● Brief
Here are records with pictures in them. Copy all of them exactly and leave the pictures out.

----- Entries supplied

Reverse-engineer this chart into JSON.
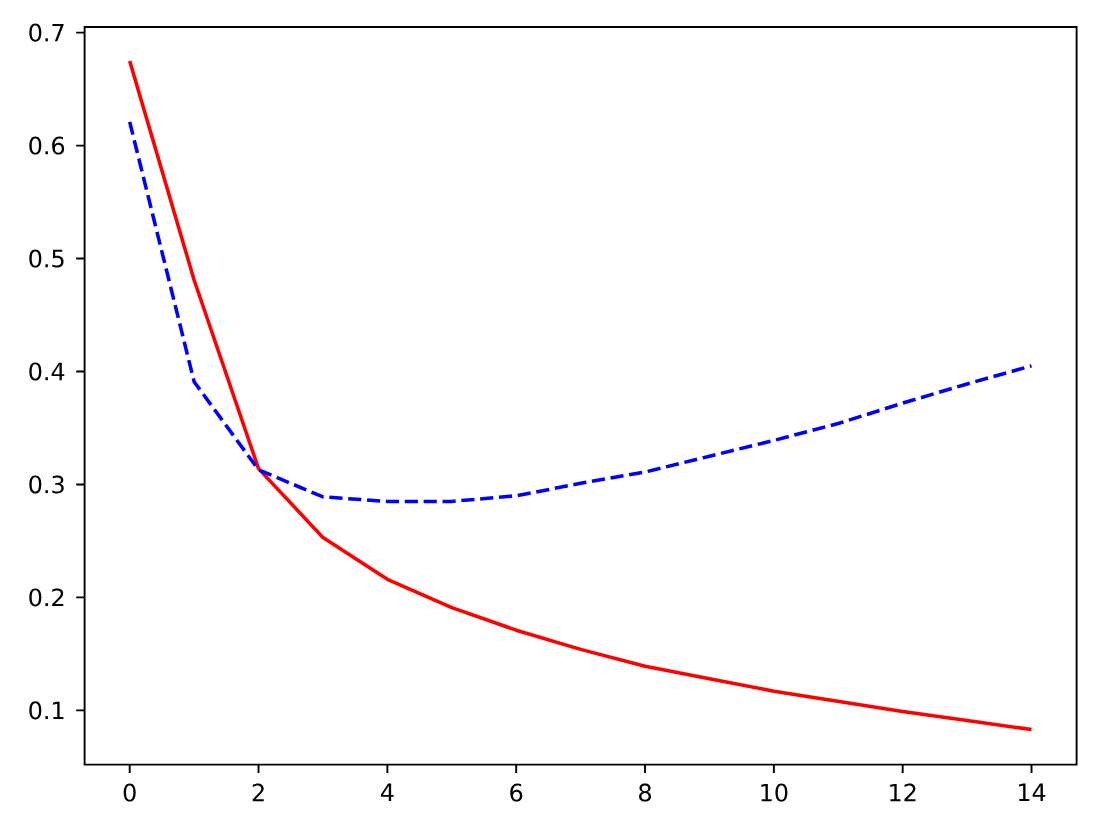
{
  "chart_data": {
    "type": "line",
    "x": [
      0,
      1,
      2,
      3,
      4,
      5,
      6,
      7,
      8,
      9,
      10,
      11,
      12,
      13,
      14
    ],
    "series": [
      {
        "color": "#ff0000",
        "line_style": "solid",
        "values": [
          0.675,
          0.481,
          0.314,
          0.253,
          0.216,
          0.191,
          0.171,
          0.154,
          0.139,
          0.128,
          0.117,
          0.108,
          0.099,
          0.091,
          0.083
        ]
      },
      {
        "color": "#0000ff",
        "line_style": "dashed",
        "values": [
          0.621,
          0.391,
          0.313,
          0.289,
          0.285,
          0.285,
          0.29,
          0.301,
          0.311,
          0.325,
          0.339,
          0.354,
          0.372,
          0.389,
          0.405
        ]
      }
    ],
    "xlim": [
      -0.7,
      14.7
    ],
    "ylim": [
      0.052,
      0.705
    ],
    "xticks": [
      0,
      2,
      4,
      6,
      8,
      10,
      12,
      14
    ],
    "yticks": [
      0.1,
      0.2,
      0.3,
      0.4,
      0.5,
      0.6,
      0.7
    ]
  }
}
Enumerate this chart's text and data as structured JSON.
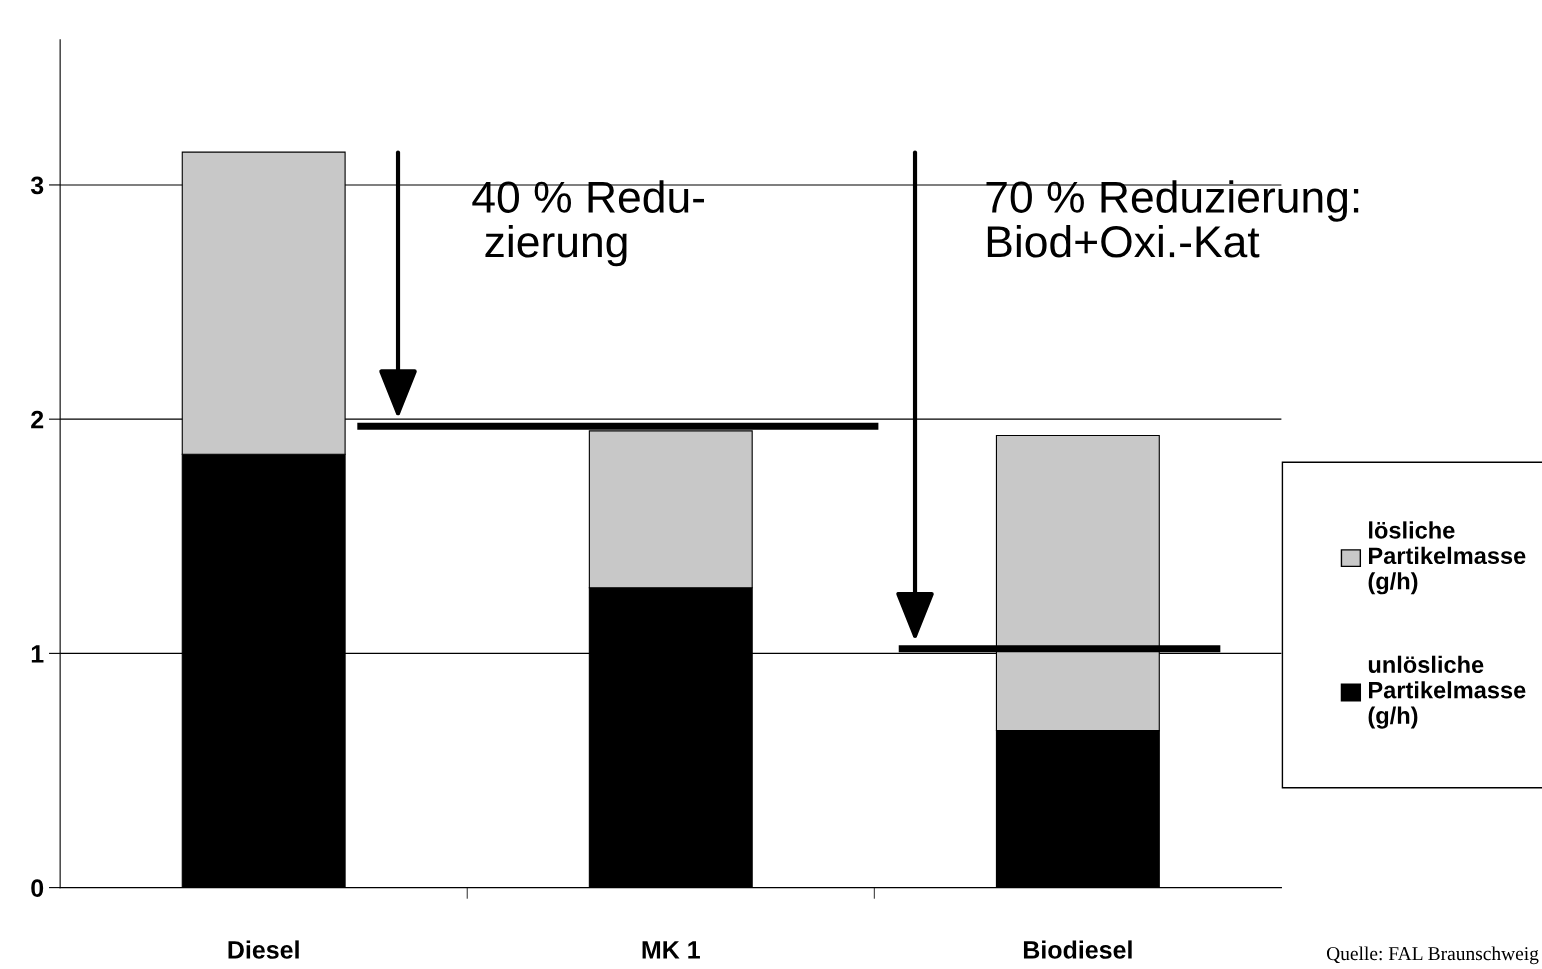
{
  "chart_data": {
    "type": "bar",
    "stacked": true,
    "categories": [
      "Diesel",
      "MK 1",
      "Biodiesel"
    ],
    "series": [
      {
        "name": "unlösliche\nPartikelmasse\n(g/h)",
        "color": "#000000",
        "values": [
          1.85,
          1.28,
          0.67
        ]
      },
      {
        "name": "lösliche\nPartikelmasse\n(g/h)",
        "color": "#c8c8c8",
        "values": [
          1.29,
          0.67,
          1.26
        ]
      }
    ],
    "ylim": [
      0,
      3.62
    ],
    "yticks": [
      0,
      1,
      2,
      3
    ],
    "grid": "y",
    "legend": "right",
    "ref_lines": [
      {
        "axis": "y",
        "value": 1.97,
        "color": "#000000"
      },
      {
        "axis": "y",
        "value": 1.02,
        "color": "#000000"
      }
    ],
    "annotations": [
      "40 % Redu-\n zierung",
      "70 % Reduzierung:\nBiod+Oxi.-Kat",
      "Quelle: FAL Braunschweig"
    ]
  }
}
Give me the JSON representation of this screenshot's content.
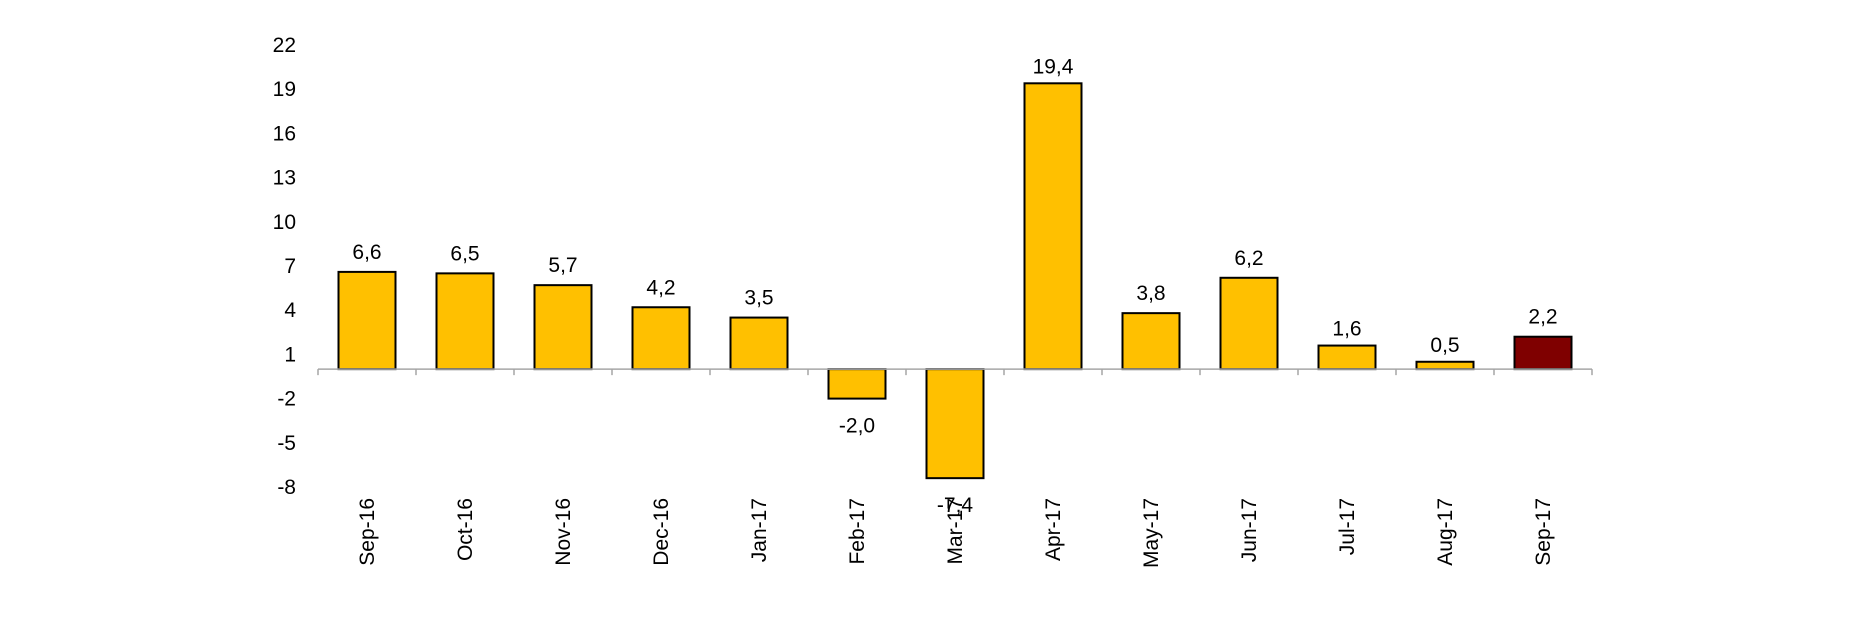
{
  "chart_data": {
    "type": "bar",
    "title": "",
    "xlabel": "",
    "ylabel": "",
    "categories": [
      "Sep-16",
      "Oct-16",
      "Nov-16",
      "Dec-16",
      "Jan-17",
      "Feb-17",
      "Mar-17",
      "Apr-17",
      "May-17",
      "Jun-17",
      "Jul-17",
      "Aug-17",
      "Sep-17"
    ],
    "values": [
      6.6,
      6.5,
      5.7,
      4.2,
      3.5,
      -2.0,
      -7.4,
      19.4,
      3.8,
      6.2,
      1.6,
      0.5,
      2.2
    ],
    "data_labels": [
      "6,6",
      "6,5",
      "5,7",
      "4,2",
      "3,5",
      "-2,0",
      "-7,4",
      "19,4",
      "3,8",
      "6,2",
      "1,6",
      "0,5",
      "2,2"
    ],
    "ylim": [
      -8,
      22
    ],
    "yticks": [
      22,
      19,
      16,
      13,
      10,
      7,
      4,
      1,
      -2,
      -5,
      -8
    ],
    "grid": false,
    "legend": "none",
    "colors": {
      "bar": "#FFC000",
      "highlight_bar": "#7F0000",
      "stroke": "#000000",
      "axis": "#A6A6A6"
    },
    "highlight_index": 12
  }
}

----------

● Result
Reverse-engineer this chart into JSON.
{
  "chart_data": {
    "type": "line",
    "x": [
      0,
      1,
      2,
      3,
      4,
      5,
      6,
      7,
      8,
      9,
      10,
      11,
      12,
      13,
      14
    ],
    "series": [
      {
        "color": "#ff0000",
        "line_style": "solid",
        "values": [
          0.675,
          0.481,
          0.314,
          0.253,
          0.216,
          0.191,
          0.171,
          0.154,
          0.139,
          0.128,
          0.117,
          0.108,
          0.099,
          0.091,
          0.083
        ]
      },
      {
        "color": "#0000ff",
        "line_style": "dashed",
        "values": [
          0.621,
          0.391,
          0.313,
          0.289,
          0.285,
          0.285,
          0.29,
          0.301,
          0.311,
          0.325,
          0.339,
          0.354,
          0.372,
          0.389,
          0.405
        ]
      }
    ],
    "xlim": [
      -0.7,
      14.7
    ],
    "ylim": [
      0.052,
      0.705
    ],
    "xticks": [
      0,
      2,
      4,
      6,
      8,
      10,
      12,
      14
    ],
    "yticks": [
      0.1,
      0.2,
      0.3,
      0.4,
      0.5,
      0.6,
      0.7
    ]
  }
}
Enumerate this chart's text and data as structured JSON.
{
  "chart_data": {
    "type": "bar",
    "stacked": true,
    "categories": [
      "Diesel",
      "MK 1",
      "Biodiesel"
    ],
    "series": [
      {
        "name": "unlösliche\nPartikelmasse\n(g/h)",
        "color": "#000000",
        "values": [
          1.85,
          1.28,
          0.67
        ]
      },
      {
        "name": "lösliche\nPartikelmasse\n(g/h)",
        "color": "#c8c8c8",
        "values": [
          1.29,
          0.67,
          1.26
        ]
      }
    ],
    "ylim": [
      0,
      3.62
    ],
    "yticks": [
      0,
      1,
      2,
      3
    ],
    "grid": "y",
    "legend": "right",
    "ref_lines": [
      {
        "axis": "y",
        "value": 1.97,
        "color": "#000000"
      },
      {
        "axis": "y",
        "value": 1.02,
        "color": "#000000"
      }
    ],
    "annotations": [
      "40 % Redu-\n zierung",
      "70 % Reduzierung:\nBiod+Oxi.-Kat",
      "Quelle: FAL Braunschweig"
    ]
  }
}
Give me the JSON representation of this screenshot's content.
{
  "chart_data": {
    "type": "bar",
    "title": "",
    "xlabel": "",
    "ylabel": "",
    "categories": [
      "Sep-16",
      "Oct-16",
      "Nov-16",
      "Dec-16",
      "Jan-17",
      "Feb-17",
      "Mar-17",
      "Apr-17",
      "May-17",
      "Jun-17",
      "Jul-17",
      "Aug-17",
      "Sep-17"
    ],
    "values": [
      6.6,
      6.5,
      5.7,
      4.2,
      3.5,
      -2.0,
      -7.4,
      19.4,
      3.8,
      6.2,
      1.6,
      0.5,
      2.2
    ],
    "data_labels": [
      "6,6",
      "6,5",
      "5,7",
      "4,2",
      "3,5",
      "-2,0",
      "-7,4",
      "19,4",
      "3,8",
      "6,2",
      "1,6",
      "0,5",
      "2,2"
    ],
    "ylim": [
      -8,
      22
    ],
    "yticks": [
      22,
      19,
      16,
      13,
      10,
      7,
      4,
      1,
      -2,
      -5,
      -8
    ],
    "grid": false,
    "legend": "none",
    "colors": {
      "bar": "#FFC000",
      "highlight_bar": "#7F0000",
      "stroke": "#000000",
      "axis": "#A6A6A6"
    },
    "highlight_index": 12
  }
}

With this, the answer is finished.